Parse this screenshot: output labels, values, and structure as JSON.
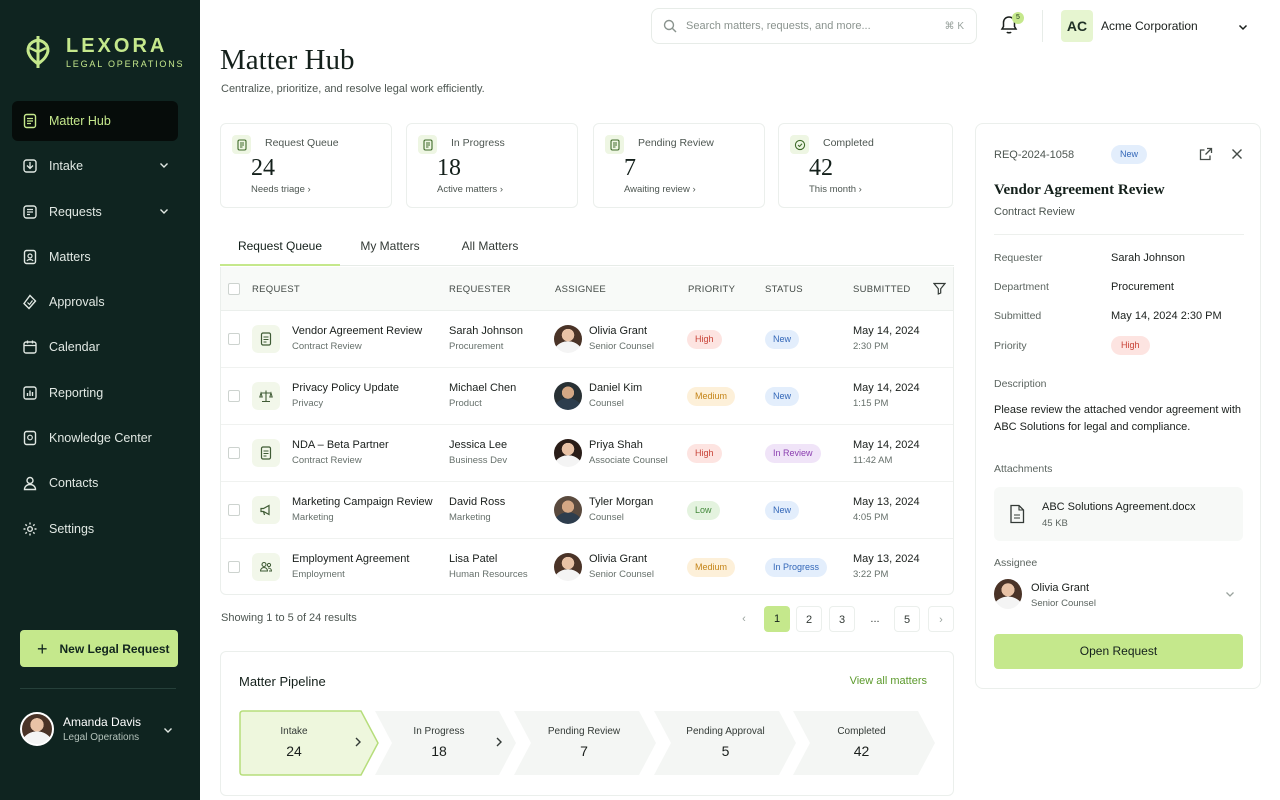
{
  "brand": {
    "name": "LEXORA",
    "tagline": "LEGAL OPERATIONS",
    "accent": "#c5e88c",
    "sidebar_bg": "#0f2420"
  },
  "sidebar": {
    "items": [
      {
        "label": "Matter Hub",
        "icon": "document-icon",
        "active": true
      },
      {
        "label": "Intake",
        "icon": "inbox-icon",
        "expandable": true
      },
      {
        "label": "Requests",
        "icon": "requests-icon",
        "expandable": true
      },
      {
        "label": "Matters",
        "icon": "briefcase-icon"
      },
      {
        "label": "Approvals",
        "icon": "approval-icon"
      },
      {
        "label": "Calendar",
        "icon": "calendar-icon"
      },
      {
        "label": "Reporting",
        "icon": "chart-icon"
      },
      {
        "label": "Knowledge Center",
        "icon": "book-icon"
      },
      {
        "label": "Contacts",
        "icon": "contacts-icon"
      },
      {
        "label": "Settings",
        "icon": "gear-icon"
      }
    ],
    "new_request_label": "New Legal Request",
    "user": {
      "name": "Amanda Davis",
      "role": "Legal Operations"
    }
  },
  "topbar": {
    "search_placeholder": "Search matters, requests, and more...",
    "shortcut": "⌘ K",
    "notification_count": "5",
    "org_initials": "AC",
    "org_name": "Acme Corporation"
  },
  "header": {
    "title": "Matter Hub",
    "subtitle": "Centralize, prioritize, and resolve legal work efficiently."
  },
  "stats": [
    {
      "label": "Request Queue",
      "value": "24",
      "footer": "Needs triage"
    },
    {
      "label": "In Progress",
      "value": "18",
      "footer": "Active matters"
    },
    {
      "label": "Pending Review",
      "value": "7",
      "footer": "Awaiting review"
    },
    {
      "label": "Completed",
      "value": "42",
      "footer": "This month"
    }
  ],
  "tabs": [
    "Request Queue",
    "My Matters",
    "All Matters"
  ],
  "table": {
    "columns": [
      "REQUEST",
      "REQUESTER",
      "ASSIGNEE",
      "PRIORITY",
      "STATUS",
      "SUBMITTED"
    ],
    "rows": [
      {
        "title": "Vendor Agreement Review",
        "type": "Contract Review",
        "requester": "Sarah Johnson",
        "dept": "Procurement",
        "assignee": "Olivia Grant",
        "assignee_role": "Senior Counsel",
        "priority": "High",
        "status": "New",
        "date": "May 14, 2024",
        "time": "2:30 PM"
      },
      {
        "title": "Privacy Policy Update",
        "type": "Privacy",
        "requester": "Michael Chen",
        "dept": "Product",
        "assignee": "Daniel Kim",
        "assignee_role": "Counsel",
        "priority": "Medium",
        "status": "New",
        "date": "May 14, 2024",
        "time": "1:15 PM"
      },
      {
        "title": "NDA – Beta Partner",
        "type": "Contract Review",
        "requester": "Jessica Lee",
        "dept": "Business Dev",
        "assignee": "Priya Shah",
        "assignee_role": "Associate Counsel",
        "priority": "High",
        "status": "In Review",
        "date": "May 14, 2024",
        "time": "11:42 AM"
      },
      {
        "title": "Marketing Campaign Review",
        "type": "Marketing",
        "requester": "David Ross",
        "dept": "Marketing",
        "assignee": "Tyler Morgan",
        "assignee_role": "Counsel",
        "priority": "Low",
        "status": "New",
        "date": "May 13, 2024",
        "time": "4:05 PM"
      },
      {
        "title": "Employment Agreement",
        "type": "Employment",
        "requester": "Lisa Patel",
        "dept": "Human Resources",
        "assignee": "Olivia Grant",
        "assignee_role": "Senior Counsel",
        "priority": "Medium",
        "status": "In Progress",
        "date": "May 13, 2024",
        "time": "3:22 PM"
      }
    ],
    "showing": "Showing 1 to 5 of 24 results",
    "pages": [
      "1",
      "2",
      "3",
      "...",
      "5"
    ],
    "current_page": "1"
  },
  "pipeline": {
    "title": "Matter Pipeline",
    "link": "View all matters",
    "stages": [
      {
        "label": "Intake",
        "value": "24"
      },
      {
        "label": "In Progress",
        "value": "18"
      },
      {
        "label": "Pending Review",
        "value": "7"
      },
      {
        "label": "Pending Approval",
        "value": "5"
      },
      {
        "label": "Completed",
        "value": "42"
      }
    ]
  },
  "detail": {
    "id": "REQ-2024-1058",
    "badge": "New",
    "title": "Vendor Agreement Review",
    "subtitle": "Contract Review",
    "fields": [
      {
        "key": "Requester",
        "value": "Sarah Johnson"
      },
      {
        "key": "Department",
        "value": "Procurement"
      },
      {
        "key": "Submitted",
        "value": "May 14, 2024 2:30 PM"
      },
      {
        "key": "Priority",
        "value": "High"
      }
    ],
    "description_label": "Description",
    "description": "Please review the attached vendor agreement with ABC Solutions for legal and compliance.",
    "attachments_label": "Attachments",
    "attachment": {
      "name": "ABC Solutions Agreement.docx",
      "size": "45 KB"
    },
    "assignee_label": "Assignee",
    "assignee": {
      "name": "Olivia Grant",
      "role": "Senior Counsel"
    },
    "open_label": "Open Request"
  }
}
+++++
#### What is required
List every line from the entries above in which "Johnson" appears.

#### Solved exercise
        "requester": "Sarah Johnson",
        "value": "Sarah Johnson"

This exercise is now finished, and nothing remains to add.